[Dataset excerpt]
◆ ◆ ◆ ◆
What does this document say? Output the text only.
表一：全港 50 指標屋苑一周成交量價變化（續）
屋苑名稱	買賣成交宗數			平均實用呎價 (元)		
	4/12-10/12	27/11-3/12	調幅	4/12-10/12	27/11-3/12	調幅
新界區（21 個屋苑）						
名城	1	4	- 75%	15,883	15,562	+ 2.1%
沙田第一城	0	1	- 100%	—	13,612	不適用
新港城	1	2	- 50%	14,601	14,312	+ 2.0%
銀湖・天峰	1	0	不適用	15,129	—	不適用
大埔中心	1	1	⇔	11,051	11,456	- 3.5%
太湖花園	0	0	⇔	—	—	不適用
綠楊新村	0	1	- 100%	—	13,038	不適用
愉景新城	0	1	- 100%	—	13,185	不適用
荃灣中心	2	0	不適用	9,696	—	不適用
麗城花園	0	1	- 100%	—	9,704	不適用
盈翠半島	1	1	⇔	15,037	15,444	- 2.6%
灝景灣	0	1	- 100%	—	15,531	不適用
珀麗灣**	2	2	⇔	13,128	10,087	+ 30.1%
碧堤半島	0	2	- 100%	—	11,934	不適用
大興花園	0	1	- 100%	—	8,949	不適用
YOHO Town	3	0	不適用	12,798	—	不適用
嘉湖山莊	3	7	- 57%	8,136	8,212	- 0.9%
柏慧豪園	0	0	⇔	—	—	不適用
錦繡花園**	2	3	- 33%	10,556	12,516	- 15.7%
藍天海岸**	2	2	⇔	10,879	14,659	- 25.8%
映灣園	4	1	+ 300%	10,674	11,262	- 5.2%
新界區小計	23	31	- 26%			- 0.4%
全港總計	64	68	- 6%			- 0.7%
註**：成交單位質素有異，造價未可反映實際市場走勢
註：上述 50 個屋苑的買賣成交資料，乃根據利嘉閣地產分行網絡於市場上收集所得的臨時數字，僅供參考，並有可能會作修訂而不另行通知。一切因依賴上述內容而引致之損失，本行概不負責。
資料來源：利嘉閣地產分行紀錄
◆ ◆ ◆ ◆
### DESCRIPTION OF THE TASK:
Recite the full listing above exactly.

### TASK SOLUTION:
What does this document say? Output the text only.
表一：全港 50 指標屋苑一周成交量價變化（續）
屋苑名稱	買賣成交宗數			平均實用呎價 (元)		
	4/12-10/12	27/11-3/12	調幅	4/12-10/12	27/11-3/12	調幅
新界區（21 個屋苑）						
名城	1	4	- 75%	15,883	15,562	+ 2.1%
沙田第一城	0	1	- 100%	—	13,612	不適用
新港城	1	2	- 50%	14,601	14,312	+ 2.0%
銀湖・天峰	1	0	不適用	15,129	—	不適用
大埔中心	1	1	⇔	11,051	11,456	- 3.5%
太湖花園	0	0	⇔	—	—	不適用
綠楊新村	0	1	- 100%	—	13,038	不適用
愉景新城	0	1	- 100%	—	13,185	不適用
荃灣中心	2	0	不適用	9,696	—	不適用
麗城花園	0	1	- 100%	—	9,704	不適用
盈翠半島	1	1	⇔	15,037	15,444	- 2.6%
灝景灣	0	1	- 100%	—	15,531	不適用
珀麗灣**	2	2	⇔	13,128	10,087	+ 30.1%
碧堤半島	0	2	- 100%	—	11,934	不適用
大興花園	0	1	- 100%	—	8,949	不適用
YOHO Town	3	0	不適用	12,798	—	不適用
嘉湖山莊	3	7	- 57%	8,136	8,212	- 0.9%
柏慧豪園	0	0	⇔	—	—	不適用
錦繡花園**	2	3	- 33%	10,556	12,516	- 15.7%
藍天海岸**	2	2	⇔	10,879	14,659	- 25.8%
映灣園	4	1	+ 300%	10,674	11,262	- 5.2%
新界區小計	23	31	- 26%			- 0.4%
全港總計	64	68	- 6%			- 0.7%
註**：成交單位質素有異，造價未可反映實際市場走勢
註：上述 50 個屋苑的買賣成交資料，乃根據利嘉閣地產分行網絡於市場上收集所得的臨時數字，僅供參考，並有可能會作修訂而不另行通知。一切因依賴上述內容而引致之損失，本行概不負責。
資料來源：利嘉閣地產分行紀錄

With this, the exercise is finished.